- _Task prompt_: How many lines in these records hold the string "esperienza"? Reply with the number alone.

- _Data records_:

***

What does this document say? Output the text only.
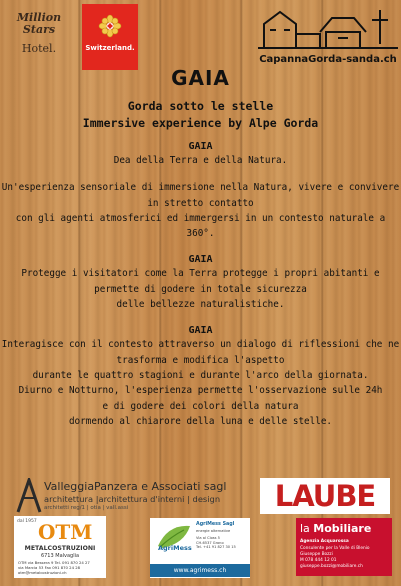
Million
Stars
Hotel.	Switzerland.
CapannaGorda-sanda.ch
GAIA
Gorda sotto le stelle
Immersive experience by Alpe Gorda
GAIA
Dea della Terra e della Natura.
Un'esperienza sensoriale di immersione nella Natura, vivere e convivere
in stretto contatto
con gli agenti atmosferici ed immergersi in un contesto naturale a 360°.
GAIA
Protegge i visitatori come la Terra protegge i propri abitanti e
permette di godere in totale sicurezza
delle bellezze naturalistiche.
GAIA
Interagisce con il contesto attraverso un dialogo di riflessioni che ne
trasforma e modifica l'aspetto
durante le quattro stagioni e durante l'arco della giornata.
Diurno e Notturno, l'esperienza permette l'osservazione sulle 24h
e di godere dei colori della natura
dormendo al chiarore della luna e delle stelle.
ValleggiaPanzera e Associati sagl
architettura |architettura d'interni | design
architetti reg/1 | otia | vall.assi	LAUBE
dal 1957 OTM
METALCOSTRUZIONI
6713 Malvaglia
OTM via Bessera 9 Tel. 091 870 24 27
via Marcia 53 Fax 091 870 24 28
otm@metalcostruzioni.ch
AgriMess
AgriMess Sagl
energie alternative
Via al Cioss 5
CH-6537 Grono
Tel. +41 91 827 30 15
www.agrimess.ch
la Mobiliare
Agenzia Acquarossa
Consulente per la Valle di Blenio
Giuseppe Bozzi
M 078 444 12 01
giuseppe.bozzi@mobiliare.ch
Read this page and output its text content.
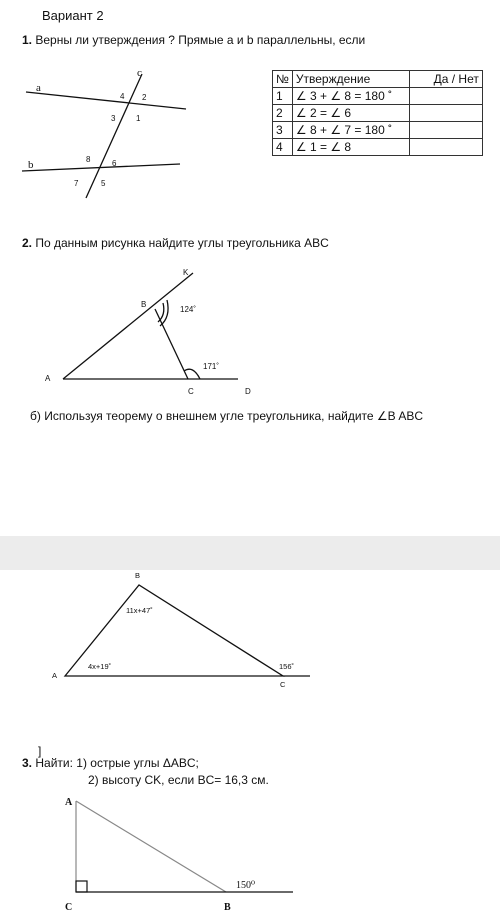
Вариант 2
1. Верны ли утверждения ? Прямые a и b параллельны, если
a
b
c
1
2
3
4
5
6
7
8
№	Утверждение	Да / Нет
1	∠ 3 + ∠ 8 = 180 ˚	
2	∠ 2 = ∠ 6	
3	∠ 8 + ∠ 7 = 180 ˚	
4	∠ 1 = ∠ 8	
2. По данным рисунка найдите углы треугольника ABC
K
B
A
C	D
124˚
171˚
б) Используя теорему о внешнем угле треугольника, найдите ∠B ABC
B
A
C
11x+47˚
4x+19˚	156˚
]
3. Найти: 1) острые углы ΔABC;
2) высоту CK, если BC= 16,3 см.
A
C	B
150⁰
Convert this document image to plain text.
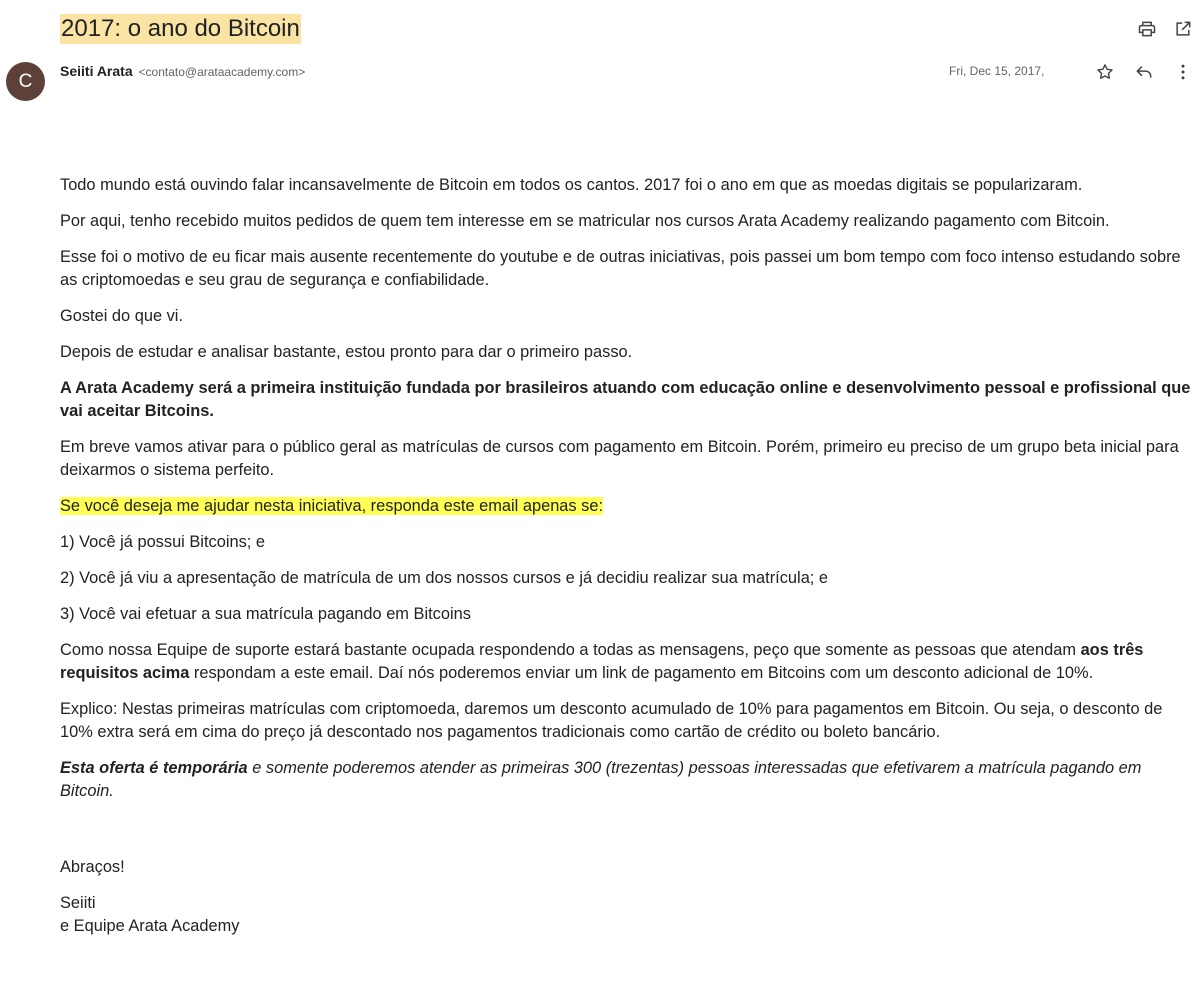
2017: o ano do Bitcoin
C	Seiiti Arata <contato@arataacademy.com>	Fri, Dec 15, 2017,

Todo mundo está ouvindo falar incansavelmente de Bitcoin em todos os cantos. 2017 foi o ano em que as moedas digitais se popularizaram.

Por aqui, tenho recebido muitos pedidos de quem tem interesse em se matricular nos cursos Arata Academy realizando pagamento com Bitcoin.

Esse foi o motivo de eu ficar mais ausente recentemente do youtube e de outras iniciativas, pois passei um bom tempo com foco intenso estudando sobre as criptomoedas e seu grau de segurança e confiabilidade.

Gostei do que vi.

Depois de estudar e analisar bastante, estou pronto para dar o primeiro passo.

A Arata Academy será a primeira instituição fundada por brasileiros atuando com educação online e desenvolvimento pessoal e profissional que vai aceitar Bitcoins.

Em breve vamos ativar para o público geral as matrículas de cursos com pagamento em Bitcoin. Porém, primeiro eu preciso de um grupo beta inicial para deixarmos o sistema perfeito.

Se você deseja me ajudar nesta iniciativa, responda este email apenas se:

1) Você já possui Bitcoins; e

2) Você já viu a apresentação de matrícula de um dos nossos cursos e já decidiu realizar sua matrícula; e

3) Você vai efetuar a sua matrícula pagando em Bitcoins

Como nossa Equipe de suporte estará bastante ocupada respondendo a todas as mensagens, peço que somente as pessoas que atendam aos três requisitos acima respondam a este email. Daí nós poderemos enviar um link de pagamento em Bitcoins com um desconto adicional de 10%.

Explico: Nestas primeiras matrículas com criptomoeda, daremos um desconto acumulado de 10% para pagamentos em Bitcoin. Ou seja, o desconto de 10% extra será em cima do preço já descontado nos pagamentos tradicionais como cartão de crédito ou boleto bancário.

Esta oferta é temporária e somente poderemos atender as primeiras 300 (trezentas) pessoas interessadas que efetivarem a matrícula pagando em Bitcoin.

Abraços!

Seiiti
e Equipe Arata Academy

***

- _Complete answer_: 2